Work instructions :: Search the data below for the word "지하주차장" and copy each line that holds it.

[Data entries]

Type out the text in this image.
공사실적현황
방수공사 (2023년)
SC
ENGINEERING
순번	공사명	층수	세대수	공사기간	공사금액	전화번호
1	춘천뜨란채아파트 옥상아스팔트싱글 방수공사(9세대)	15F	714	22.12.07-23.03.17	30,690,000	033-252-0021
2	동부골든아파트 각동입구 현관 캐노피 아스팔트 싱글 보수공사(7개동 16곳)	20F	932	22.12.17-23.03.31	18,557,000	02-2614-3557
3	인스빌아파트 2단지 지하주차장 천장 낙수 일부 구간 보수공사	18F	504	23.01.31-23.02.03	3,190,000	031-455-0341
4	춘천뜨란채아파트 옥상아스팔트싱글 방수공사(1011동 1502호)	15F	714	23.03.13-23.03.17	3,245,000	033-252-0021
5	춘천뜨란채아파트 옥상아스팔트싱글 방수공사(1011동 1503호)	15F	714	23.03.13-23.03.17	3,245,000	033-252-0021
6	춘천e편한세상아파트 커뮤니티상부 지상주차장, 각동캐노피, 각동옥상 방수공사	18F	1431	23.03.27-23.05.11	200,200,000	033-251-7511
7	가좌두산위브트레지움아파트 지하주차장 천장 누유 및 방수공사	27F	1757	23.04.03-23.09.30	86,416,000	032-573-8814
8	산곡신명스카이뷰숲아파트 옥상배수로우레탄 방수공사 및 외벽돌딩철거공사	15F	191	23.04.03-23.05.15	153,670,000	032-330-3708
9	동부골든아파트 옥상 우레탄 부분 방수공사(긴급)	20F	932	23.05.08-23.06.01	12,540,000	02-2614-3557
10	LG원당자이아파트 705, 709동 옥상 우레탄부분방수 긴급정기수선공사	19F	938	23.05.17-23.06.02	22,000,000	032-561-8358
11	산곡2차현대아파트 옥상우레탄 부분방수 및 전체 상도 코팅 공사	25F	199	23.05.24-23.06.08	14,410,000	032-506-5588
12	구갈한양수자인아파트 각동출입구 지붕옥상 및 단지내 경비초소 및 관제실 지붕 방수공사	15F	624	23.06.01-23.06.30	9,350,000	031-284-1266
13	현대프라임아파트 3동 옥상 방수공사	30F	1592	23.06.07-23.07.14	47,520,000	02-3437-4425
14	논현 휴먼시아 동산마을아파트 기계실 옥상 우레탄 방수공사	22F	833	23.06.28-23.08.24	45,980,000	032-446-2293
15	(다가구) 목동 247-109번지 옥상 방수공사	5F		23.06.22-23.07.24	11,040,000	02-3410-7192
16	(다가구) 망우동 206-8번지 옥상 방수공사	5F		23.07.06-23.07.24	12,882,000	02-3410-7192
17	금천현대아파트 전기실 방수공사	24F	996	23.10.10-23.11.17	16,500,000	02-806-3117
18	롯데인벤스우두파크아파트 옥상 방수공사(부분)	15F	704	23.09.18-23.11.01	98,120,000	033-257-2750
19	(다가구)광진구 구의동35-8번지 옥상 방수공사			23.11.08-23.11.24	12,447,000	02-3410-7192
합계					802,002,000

Exercise result ::
3	인스빌아파트 2단지 지하주차장 천장 낙수 일부 구간 보수공사	18F	504	23.01.31-23.02.03	3,190,000	031-455-0341
7	가좌두산위브트레지움아파트 지하주차장 천장 누유 및 방수공사	27F	1757	23.04.03-23.09.30	86,416,000	032-573-8814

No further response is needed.